• _Task description_
Please quote everything below from the line that contains "table-row: k in T O(h) — [57, 60, 808, 92]" down to the line that contains "table-row: T.find_lt(k), T.find_le(k), T.find_gt(k)…", including both of those lines.

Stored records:
════
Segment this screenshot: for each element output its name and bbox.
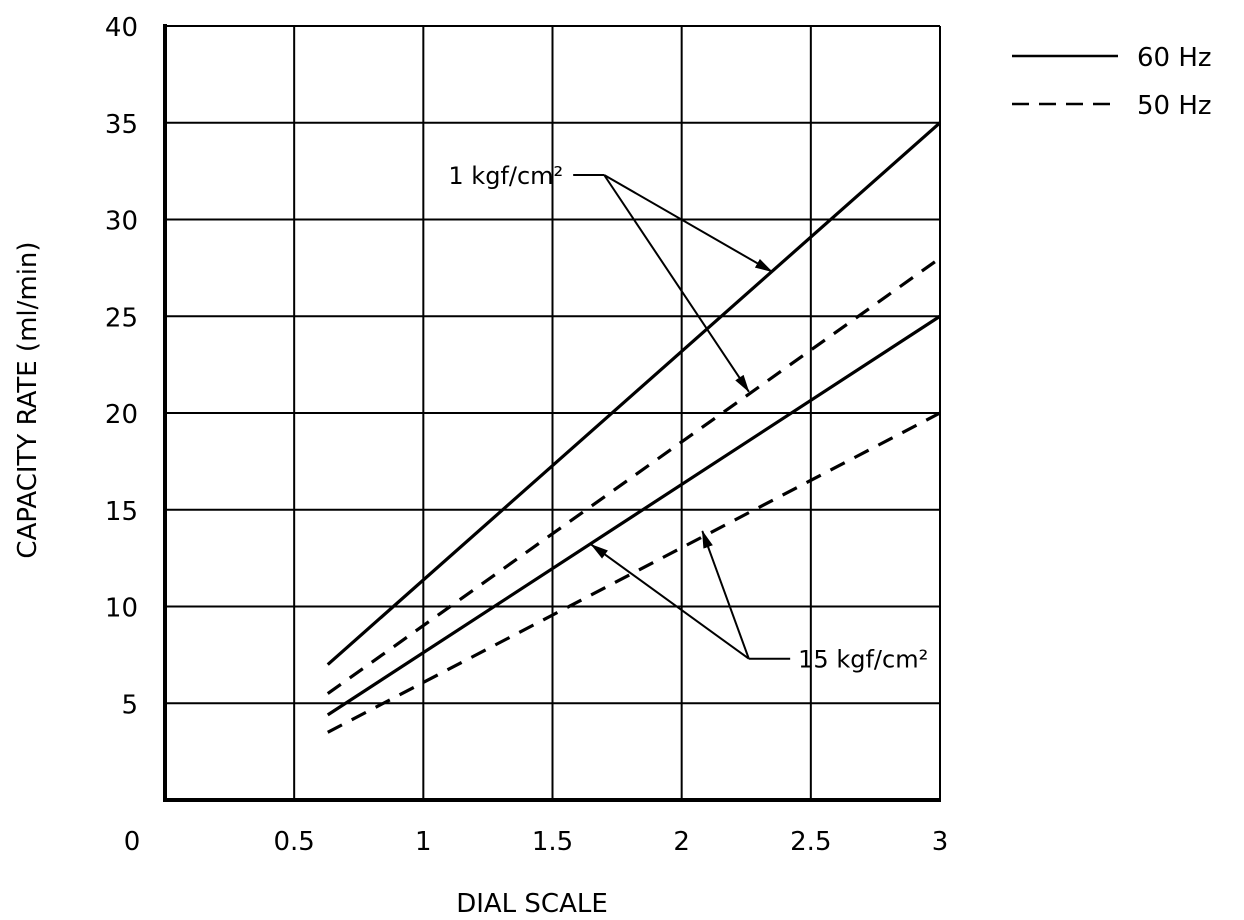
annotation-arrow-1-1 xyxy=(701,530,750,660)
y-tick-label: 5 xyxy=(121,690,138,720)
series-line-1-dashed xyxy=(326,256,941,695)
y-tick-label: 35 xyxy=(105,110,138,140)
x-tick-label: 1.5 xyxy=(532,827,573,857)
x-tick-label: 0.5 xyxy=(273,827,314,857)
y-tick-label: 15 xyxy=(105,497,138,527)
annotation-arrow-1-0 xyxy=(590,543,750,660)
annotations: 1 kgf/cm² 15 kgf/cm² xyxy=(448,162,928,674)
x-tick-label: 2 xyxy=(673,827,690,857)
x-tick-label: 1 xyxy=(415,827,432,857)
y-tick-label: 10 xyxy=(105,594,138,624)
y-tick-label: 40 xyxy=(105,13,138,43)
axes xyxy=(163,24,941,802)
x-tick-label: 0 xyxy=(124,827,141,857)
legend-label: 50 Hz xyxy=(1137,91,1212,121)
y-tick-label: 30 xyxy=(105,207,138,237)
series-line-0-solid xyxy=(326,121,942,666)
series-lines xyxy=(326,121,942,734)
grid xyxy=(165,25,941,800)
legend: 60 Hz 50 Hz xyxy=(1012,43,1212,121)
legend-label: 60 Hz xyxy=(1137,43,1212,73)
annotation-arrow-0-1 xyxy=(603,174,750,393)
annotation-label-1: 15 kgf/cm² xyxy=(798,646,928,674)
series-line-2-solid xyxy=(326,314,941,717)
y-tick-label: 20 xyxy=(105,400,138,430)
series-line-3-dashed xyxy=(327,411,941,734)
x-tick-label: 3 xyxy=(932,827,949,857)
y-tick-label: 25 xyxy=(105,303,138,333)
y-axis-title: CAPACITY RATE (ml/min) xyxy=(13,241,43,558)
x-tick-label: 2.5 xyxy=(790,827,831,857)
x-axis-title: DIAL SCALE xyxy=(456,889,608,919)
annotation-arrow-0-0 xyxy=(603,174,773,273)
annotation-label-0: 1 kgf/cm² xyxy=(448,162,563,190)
════
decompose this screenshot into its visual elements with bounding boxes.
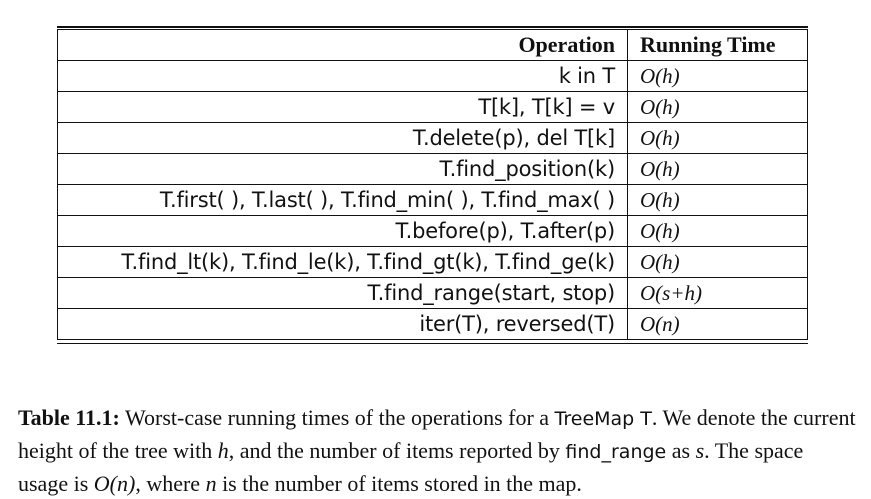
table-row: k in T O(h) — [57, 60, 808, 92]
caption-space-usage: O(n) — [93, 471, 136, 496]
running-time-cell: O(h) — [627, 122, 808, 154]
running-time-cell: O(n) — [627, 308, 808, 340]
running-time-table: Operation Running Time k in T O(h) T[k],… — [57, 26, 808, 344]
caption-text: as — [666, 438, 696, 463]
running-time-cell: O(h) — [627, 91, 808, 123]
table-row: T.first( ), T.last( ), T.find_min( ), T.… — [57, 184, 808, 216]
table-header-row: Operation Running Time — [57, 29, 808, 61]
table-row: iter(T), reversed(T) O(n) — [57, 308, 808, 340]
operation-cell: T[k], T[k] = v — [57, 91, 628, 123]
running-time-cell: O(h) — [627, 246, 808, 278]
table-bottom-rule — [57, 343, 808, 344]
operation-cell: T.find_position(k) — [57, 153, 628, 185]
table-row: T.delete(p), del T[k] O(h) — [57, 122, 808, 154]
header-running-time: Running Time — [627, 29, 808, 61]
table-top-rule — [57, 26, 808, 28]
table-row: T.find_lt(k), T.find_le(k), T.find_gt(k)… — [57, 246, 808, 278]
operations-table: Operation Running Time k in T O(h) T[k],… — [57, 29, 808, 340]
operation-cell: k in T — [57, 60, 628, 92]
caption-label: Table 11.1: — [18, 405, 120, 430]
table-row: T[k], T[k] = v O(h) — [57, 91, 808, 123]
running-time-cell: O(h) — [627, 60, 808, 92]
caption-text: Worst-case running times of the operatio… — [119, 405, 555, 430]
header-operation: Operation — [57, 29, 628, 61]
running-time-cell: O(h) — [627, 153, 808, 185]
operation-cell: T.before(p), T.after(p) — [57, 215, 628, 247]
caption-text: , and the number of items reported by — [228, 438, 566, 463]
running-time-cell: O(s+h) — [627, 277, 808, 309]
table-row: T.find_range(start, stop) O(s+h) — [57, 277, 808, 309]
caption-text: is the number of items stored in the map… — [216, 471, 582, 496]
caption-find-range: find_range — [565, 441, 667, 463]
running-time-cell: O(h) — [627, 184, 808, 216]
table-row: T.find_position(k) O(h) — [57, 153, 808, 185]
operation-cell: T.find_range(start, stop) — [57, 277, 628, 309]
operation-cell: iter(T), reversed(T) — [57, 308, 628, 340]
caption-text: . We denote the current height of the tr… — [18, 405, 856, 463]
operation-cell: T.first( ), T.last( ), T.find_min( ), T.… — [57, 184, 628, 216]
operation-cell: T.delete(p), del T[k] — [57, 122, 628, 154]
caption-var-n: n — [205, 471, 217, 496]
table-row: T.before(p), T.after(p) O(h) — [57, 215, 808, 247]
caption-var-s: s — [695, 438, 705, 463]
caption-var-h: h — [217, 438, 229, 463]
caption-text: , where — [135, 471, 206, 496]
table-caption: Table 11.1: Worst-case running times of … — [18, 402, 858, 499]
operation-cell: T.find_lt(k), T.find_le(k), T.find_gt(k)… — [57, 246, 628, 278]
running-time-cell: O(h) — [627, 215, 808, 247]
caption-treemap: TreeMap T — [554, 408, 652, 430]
════
• _Exercise solution_
table-row: k in T O(h) — [57, 60, 808, 92]
caption-space-usage: O(n) — [93, 471, 136, 496]
running-time-cell: O(h) — [627, 122, 808, 154]
running-time-cell: O(n) — [627, 308, 808, 340]
running-time-table: Operation Running Time k in T O(h) T[k],… — [57, 26, 808, 344]
caption-text: as — [666, 438, 696, 463]
running-time-cell: O(h) — [627, 91, 808, 123]
table-row: T.first( ), T.last( ), T.find_min( ), T.… — [57, 184, 808, 216]
table-header-row: Operation Running Time — [57, 29, 808, 61]
table-row: iter(T), reversed(T) O(n) — [57, 308, 808, 340]
operation-cell: T[k], T[k] = v — [57, 91, 628, 123]
running-time-cell: O(h) — [627, 246, 808, 278]
table-bottom-rule — [57, 343, 808, 344]
operation-cell: T.find_position(k) — [57, 153, 628, 185]
table-row: T.delete(p), del T[k] O(h) — [57, 122, 808, 154]
header-running-time: Running Time — [627, 29, 808, 61]
table-top-rule — [57, 26, 808, 28]
table-row: T.find_lt(k), T.find_le(k), T.find_gt(k)… — [57, 246, 808, 278]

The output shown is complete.